Exercise prompt: Without altering anything, output the material below.

Data for the task:
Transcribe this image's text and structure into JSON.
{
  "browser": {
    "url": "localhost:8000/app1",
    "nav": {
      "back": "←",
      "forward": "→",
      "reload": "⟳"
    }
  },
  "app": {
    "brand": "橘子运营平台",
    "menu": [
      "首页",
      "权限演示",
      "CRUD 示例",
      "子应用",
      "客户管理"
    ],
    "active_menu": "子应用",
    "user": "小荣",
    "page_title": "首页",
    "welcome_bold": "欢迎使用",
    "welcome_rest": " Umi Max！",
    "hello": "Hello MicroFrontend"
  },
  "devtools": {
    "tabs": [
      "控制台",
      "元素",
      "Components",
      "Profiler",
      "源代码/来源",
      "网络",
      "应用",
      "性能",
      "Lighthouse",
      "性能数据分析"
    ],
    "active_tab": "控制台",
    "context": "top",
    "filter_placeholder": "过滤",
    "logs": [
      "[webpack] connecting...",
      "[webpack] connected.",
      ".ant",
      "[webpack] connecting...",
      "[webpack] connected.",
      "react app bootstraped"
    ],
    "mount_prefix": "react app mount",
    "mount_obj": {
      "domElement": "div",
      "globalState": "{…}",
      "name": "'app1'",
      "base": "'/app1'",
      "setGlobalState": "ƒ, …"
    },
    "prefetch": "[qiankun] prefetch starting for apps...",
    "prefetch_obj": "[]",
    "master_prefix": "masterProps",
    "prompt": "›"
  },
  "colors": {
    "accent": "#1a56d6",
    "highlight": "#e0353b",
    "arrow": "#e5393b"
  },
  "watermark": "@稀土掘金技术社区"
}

Exercise answer:
Transcribe this image's text and structure into JSON.
{
  "browser": {
    "url": "localhost:8000/app1",
    "nav": {
      "back": "←",
      "forward": "→",
      "reload": "⟳"
    }
  },
  "app": {
    "brand": "橘子运营平台",
    "menu": [
      "首页",
      "权限演示",
      "CRUD 示例",
      "子应用",
      "客户管理"
    ],
    "active_menu": "子应用",
    "user": "小荣",
    "page_title": "首页",
    "welcome_bold": "欢迎使用",
    "welcome_rest": " Umi Max！",
    "hello": "Hello MicroFrontend"
  },
  "devtools": {
    "tabs": [
      "控制台",
      "元素",
      "Components",
      "Profiler",
      "源代码/来源",
      "网络",
      "应用",
      "性能",
      "Lighthouse",
      "性能数据分析"
    ],
    "active_tab": "控制台",
    "context": "top",
    "filter_placeholder": "过滤",
    "logs": [
      "[webpack] connecting...",
      "[webpack] connected.",
      ".ant",
      "[webpack] connecting...",
      "[webpack] connected.",
      "react app bootstraped"
    ],
    "mount_prefix": "react app mount",
    "mount_obj": {
      "domElement": "div",
      "globalState": "{…}",
      "name": "'app1'",
      "base": "'/app1'",
      "setGlobalState": "ƒ, …"
    },
    "prefetch": "[qiankun] prefetch starting for apps...",
    "prefetch_obj": "[]",
    "master_prefix": "masterProps",
    "prompt": "›"
  },
  "colors": {
    "accent": "#1a56d6",
    "highlight": "#e0353b",
    "arrow": "#e5393b"
  },
  "watermark": "@稀土掘金技术社区"
}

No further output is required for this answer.